**Source**
# 455 feels better



## gjones (Oct 8, 2012)

IT LIVES!!!! Took the '66 Lemans w/455 out for a quick burn today. She performs better than a new car!!!!! The idle is so smooth, even in drive I can set the rpms way down to like 500, and still smooth as silk! I should have known that anything with the Carter label on it would still be a performer(even at this late date). It all boiled down to overlooked idiotic rudimentary bull that should have been examined closer(who would have thought that a casting flaw in a brass block would have caused so much consternation? It's always the little things that get you!).Will take her out for a good run this weekend. That th400 feels smooth and strong, to boot! I can't wait!!!


----------



## chuckha62 (Apr 5, 2010)

gjones said:


> ...I should have known that anything with the Carter label on it would still be a performer(even at this late date).


It's actually the other way around. Edelbrock bought the rights to the Carter AFB and renamed it. If your carb still says Carter, it's an original pre-Edlebrock carburetor.

Congrats on your progress! Isn't it amazing how these old cars ride and drive?

Chuck


----------



## gjones (Oct 8, 2012)

Yes indeed Chuck! This baby is incredibly smooth on the roadway! Had to do a few mods to get the th400 to fit this '66 properly-(shortened driveshaft 5/8", balanced, moved cross member back on frame 6", etc...)- but in the end, it was well worth the effort! I didn't really think I'd ever get to ride in a REAL car again- seemed totally out of reach. But there you have it! It's very exciting! Also, this 9635sa is a 1995 clone model carburetor, so I wasn't really sure what to expect. So far, so good!


----------



## BearGFR (Aug 25, 2008)

Awesome - congrats :cheers

Bear


----------



## ALKYGTO (Mar 29, 2010)

Beautiful Vert! Love how you've got the 455 dressed up as a lil' 326-4 lol.


----------



## gjones (Oct 8, 2012)

Sorry alky, those photos that you must have looked at were actually of the 326- I just pulled the 326 out and installed the 455 recently (by myself). Will post updated photos with the 455 soon. Thanks to all.


----------

**Information shown**

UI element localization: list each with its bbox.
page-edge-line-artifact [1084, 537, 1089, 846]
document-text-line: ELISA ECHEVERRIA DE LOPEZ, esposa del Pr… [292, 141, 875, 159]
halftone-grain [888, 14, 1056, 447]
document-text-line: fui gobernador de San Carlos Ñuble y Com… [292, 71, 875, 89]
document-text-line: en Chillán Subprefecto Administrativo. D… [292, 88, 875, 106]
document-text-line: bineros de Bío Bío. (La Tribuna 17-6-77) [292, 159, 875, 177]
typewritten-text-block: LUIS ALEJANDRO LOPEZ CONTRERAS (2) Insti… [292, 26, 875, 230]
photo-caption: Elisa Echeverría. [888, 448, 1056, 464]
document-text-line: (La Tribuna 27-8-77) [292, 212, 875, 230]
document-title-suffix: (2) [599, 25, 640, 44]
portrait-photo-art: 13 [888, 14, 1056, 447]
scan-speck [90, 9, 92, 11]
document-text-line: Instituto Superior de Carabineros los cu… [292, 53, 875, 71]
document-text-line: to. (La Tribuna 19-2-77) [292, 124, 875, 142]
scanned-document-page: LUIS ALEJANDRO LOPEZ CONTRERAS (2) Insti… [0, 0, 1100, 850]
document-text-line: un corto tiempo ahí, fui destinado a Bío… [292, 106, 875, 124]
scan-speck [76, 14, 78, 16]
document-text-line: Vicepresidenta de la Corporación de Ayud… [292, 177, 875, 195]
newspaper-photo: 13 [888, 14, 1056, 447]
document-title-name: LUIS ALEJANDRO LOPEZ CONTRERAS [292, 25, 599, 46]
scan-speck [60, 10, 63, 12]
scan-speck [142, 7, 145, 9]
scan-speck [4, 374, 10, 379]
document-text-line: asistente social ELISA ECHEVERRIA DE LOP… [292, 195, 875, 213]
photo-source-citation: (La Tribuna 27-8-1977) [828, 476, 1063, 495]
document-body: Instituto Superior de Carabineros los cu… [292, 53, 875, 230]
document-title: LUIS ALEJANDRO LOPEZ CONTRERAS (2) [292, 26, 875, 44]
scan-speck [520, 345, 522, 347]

**Task requirements**
- A) From the forum thread about the 455, quote everything from "Yes indeed Chuck!" down to "far, so good!".
- B) In two sentences, summarize the forum thread about the 455.
- C) Answer these questions from the forum thread about the 455, one answer per line:
(i) How far was the cross member moved back on the frame?
(ii) According to chuckha62, what does it mean if a carburetor still says Carter?
(iii) Which engine appeared in the photos ALKYGTO looked at?

**In response**
- A)
Yes indeed Chuck! This baby is incredibly smooth on the roadway! Had to do a few mods to get the th400 to fit this '66 properly-(shortened driveshaft 5/8", balanced, moved cross member back on frame 6", etc...)- but in the end, it was well worth the effort! I didn't really think I'd ever get to ride in a REAL car again- seemed totally out of reach. But there you have it! It's very exciting! Also, this 9635sa is a 1995 clone model carburetor, so I wasn't really sure what to expect. So far, so good!

- B) A poster reports that a '66 LeMans with a 455 and a TH400 now runs very smoothly, after a problem that came down to a casting flaw in a brass block. The poster also describes the modifications needed to fit the TH400 and later explains that the photos another member saw showed the 326 that the 455 replaced, while replies offer congratulations and note that Edelbrock bought the rights to the Carter AFB.

- C)
(i) 6 inches.
(ii) It is an original pre-Edelbrock carburetor.
(iii) The 326.